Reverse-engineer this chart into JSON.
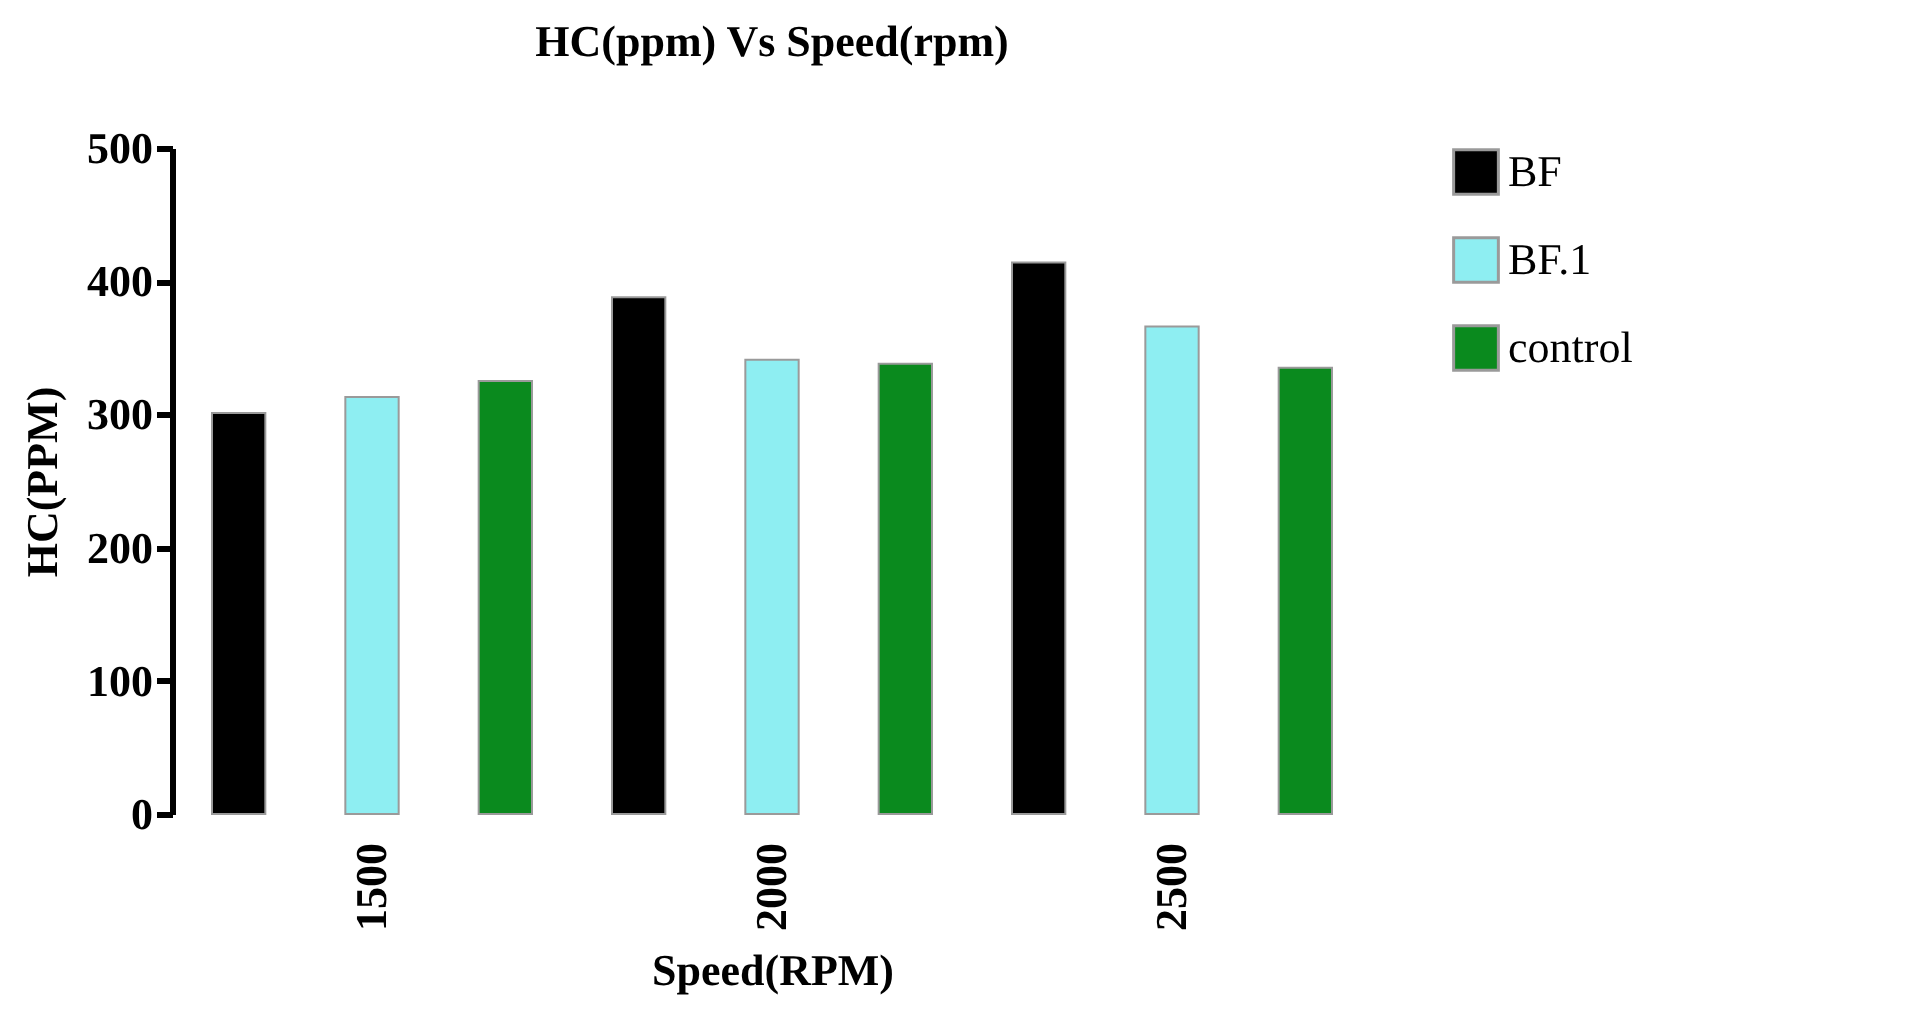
{
  "chart_data": {
    "type": "bar",
    "title": "HC(ppm) Vs Speed(rpm)",
    "xlabel": "Speed(RPM)",
    "ylabel": "HC(PPM)",
    "categories": [
      "1500",
      "2000",
      "2500"
    ],
    "series": [
      {
        "name": "BF",
        "color": "#000000",
        "values": [
          301,
          388,
          414
        ]
      },
      {
        "name": "BF.1",
        "color": "#8eeef2",
        "values": [
          313,
          341,
          366
        ]
      },
      {
        "name": "control",
        "color": "#0a8a1e",
        "values": [
          325,
          338,
          335
        ]
      }
    ],
    "ylim": [
      0,
      500
    ],
    "yticks": [
      0,
      100,
      200,
      300,
      400,
      500
    ],
    "grid": false,
    "legend": "top right"
  }
}
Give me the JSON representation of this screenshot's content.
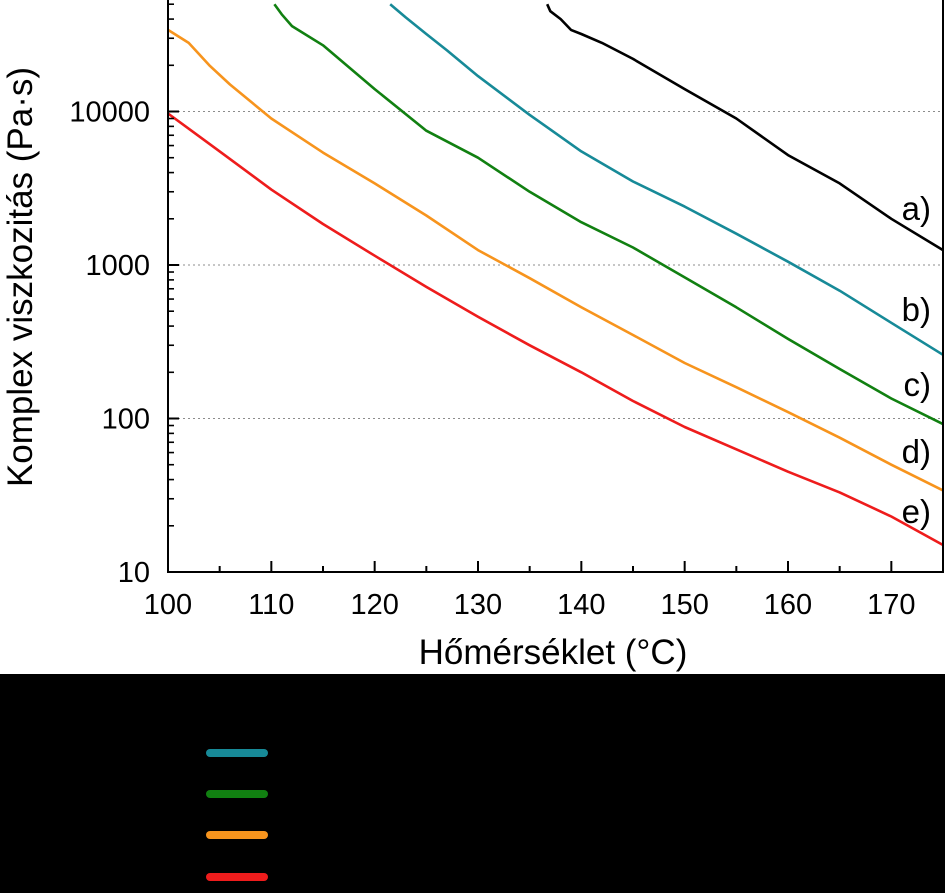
{
  "chart_data": {
    "type": "line",
    "title": "",
    "xlabel": "Hőmérséklet (°C)",
    "ylabel": "Komplex viszkozitás (Pa·s)",
    "xlim": [
      100,
      175
    ],
    "ylim": [
      10,
      50000
    ],
    "yscale": "log",
    "xticks": [
      100,
      110,
      120,
      130,
      140,
      150,
      160,
      170
    ],
    "xtick_labels": [
      "100",
      "110",
      "120",
      "130",
      "140",
      "150",
      "160",
      "170"
    ],
    "yticks": [
      10,
      100,
      1000,
      10000
    ],
    "ytick_labels": [
      "10",
      "100",
      "1000",
      "10000"
    ],
    "grid": "horizontal dotted at major y ticks",
    "series": [
      {
        "name": "a)",
        "color": "#000000",
        "x": [
          136.7,
          137,
          138,
          139,
          140,
          142,
          145,
          150,
          155,
          160,
          165,
          170,
          175
        ],
        "y": [
          50000,
          45000,
          40000,
          34000,
          32000,
          28000,
          22000,
          14000,
          9000,
          5200,
          3400,
          2000,
          1250
        ]
      },
      {
        "name": "b)",
        "color": "#178A98",
        "x": [
          121.5,
          123,
          125,
          127,
          130,
          135,
          140,
          145,
          150,
          155,
          160,
          165,
          170,
          175
        ],
        "y": [
          50000,
          41000,
          32000,
          25000,
          17000,
          9500,
          5500,
          3500,
          2400,
          1600,
          1050,
          680,
          420,
          260
        ]
      },
      {
        "name": "c)",
        "color": "#118011",
        "x": [
          110.3,
          111,
          112,
          115,
          120,
          125,
          130,
          135,
          140,
          145,
          150,
          155,
          160,
          165,
          170,
          175
        ],
        "y": [
          50000,
          43000,
          36000,
          27000,
          14000,
          7500,
          5000,
          3000,
          1900,
          1300,
          830,
          530,
          330,
          210,
          135,
          92
        ]
      },
      {
        "name": "d)",
        "color": "#F7941D",
        "x": [
          100,
          102,
          104,
          106,
          110,
          115,
          120,
          125,
          130,
          135,
          140,
          145,
          150,
          155,
          160,
          165,
          170,
          175
        ],
        "y": [
          34000,
          28000,
          20000,
          15000,
          9000,
          5400,
          3400,
          2100,
          1250,
          820,
          530,
          350,
          230,
          160,
          110,
          75,
          50,
          34
        ]
      },
      {
        "name": "e)",
        "color": "#EE1C1C",
        "x": [
          100,
          105,
          110,
          115,
          120,
          125,
          130,
          135,
          140,
          145,
          150,
          155,
          160,
          165,
          170,
          175
        ],
        "y": [
          9700,
          5500,
          3100,
          1850,
          1150,
          720,
          460,
          300,
          200,
          130,
          88,
          63,
          45,
          33,
          23,
          15
        ]
      }
    ],
    "legend": {
      "placement": "below plot",
      "swatch_colors": [
        "#178A98",
        "#118011",
        "#F7941D",
        "#EE1C1C"
      ]
    }
  }
}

- Exercise brief -
Without the pictures, write out all of the material exactly.

- Correct output -
Reverse-engineer this chart into JSON.
{
  "chart_data": {
    "type": "bar",
    "title": "HC(ppm) Vs Speed(rpm)",
    "xlabel": "Speed(RPM)",
    "ylabel": "HC(PPM)",
    "categories": [
      "1500",
      "2000",
      "2500"
    ],
    "series": [
      {
        "name": "BF",
        "color": "#000000",
        "values": [
          301,
          388,
          414
        ]
      },
      {
        "name": "BF.1",
        "color": "#8eeef2",
        "values": [
          313,
          341,
          366
        ]
      },
      {
        "name": "control",
        "color": "#0a8a1e",
        "values": [
          325,
          338,
          335
        ]
      }
    ],
    "ylim": [
      0,
      500
    ],
    "yticks": [
      0,
      100,
      200,
      300,
      400,
      500
    ],
    "grid": false,
    "legend": "top right"
  }
}
Give me the JSON representation of this screenshot's content.
{
  "chart_data": {
    "type": "line",
    "title": "",
    "xlabel": "Hőmérséklet (°C)",
    "ylabel": "Komplex viszkozitás (Pa·s)",
    "xlim": [
      100,
      175
    ],
    "ylim": [
      10,
      50000
    ],
    "yscale": "log",
    "xticks": [
      100,
      110,
      120,
      130,
      140,
      150,
      160,
      170
    ],
    "xtick_labels": [
      "100",
      "110",
      "120",
      "130",
      "140",
      "150",
      "160",
      "170"
    ],
    "yticks": [
      10,
      100,
      1000,
      10000
    ],
    "ytick_labels": [
      "10",
      "100",
      "1000",
      "10000"
    ],
    "grid": "horizontal dotted at major y ticks",
    "series": [
      {
        "name": "a)",
        "color": "#000000",
        "x": [
          136.7,
          137,
          138,
          139,
          140,
          142,
          145,
          150,
          155,
          160,
          165,
          170,
          175
        ],
        "y": [
          50000,
          45000,
          40000,
          34000,
          32000,
          28000,
          22000,
          14000,
          9000,
          5200,
          3400,
          2000,
          1250
        ]
      },
      {
        "name": "b)",
        "color": "#178A98",
        "x": [
          121.5,
          123,
          125,
          127,
          130,
          135,
          140,
          145,
          150,
          155,
          160,
          165,
          170,
          175
        ],
        "y": [
          50000,
          41000,
          32000,
          25000,
          17000,
          9500,
          5500,
          3500,
          2400,
          1600,
          1050,
          680,
          420,
          260
        ]
      },
      {
        "name": "c)",
        "color": "#118011",
        "x": [
          110.3,
          111,
          112,
          115,
          120,
          125,
          130,
          135,
          140,
          145,
          150,
          155,
          160,
          165,
          170,
          175
        ],
        "y": [
          50000,
          43000,
          36000,
          27000,
          14000,
          7500,
          5000,
          3000,
          1900,
          1300,
          830,
          530,
          330,
          210,
          135,
          92
        ]
      },
      {
        "name": "d)",
        "color": "#F7941D",
        "x": [
          100,
          102,
          104,
          106,
          110,
          115,
          120,
          125,
          130,
          135,
          140,
          145,
          150,
          155,
          160,
          165,
          170,
          175
        ],
        "y": [
          34000,
          28000,
          20000,
          15000,
          9000,
          5400,
          3400,
          2100,
          1250,
          820,
          530,
          350,
          230,
          160,
          110,
          75,
          50,
          34
        ]
      },
      {
        "name": "e)",
        "color": "#EE1C1C",
        "x": [
          100,
          105,
          110,
          115,
          120,
          125,
          130,
          135,
          140,
          145,
          150,
          155,
          160,
          165,
          170,
          175
        ],
        "y": [
          9700,
          5500,
          3100,
          1850,
          1150,
          720,
          460,
          300,
          200,
          130,
          88,
          63,
          45,
          33,
          23,
          15
        ]
      }
    ],
    "legend": {
      "placement": "below plot",
      "swatch_colors": [
        "#178A98",
        "#118011",
        "#F7941D",
        "#EE1C1C"
      ]
    }
  }
}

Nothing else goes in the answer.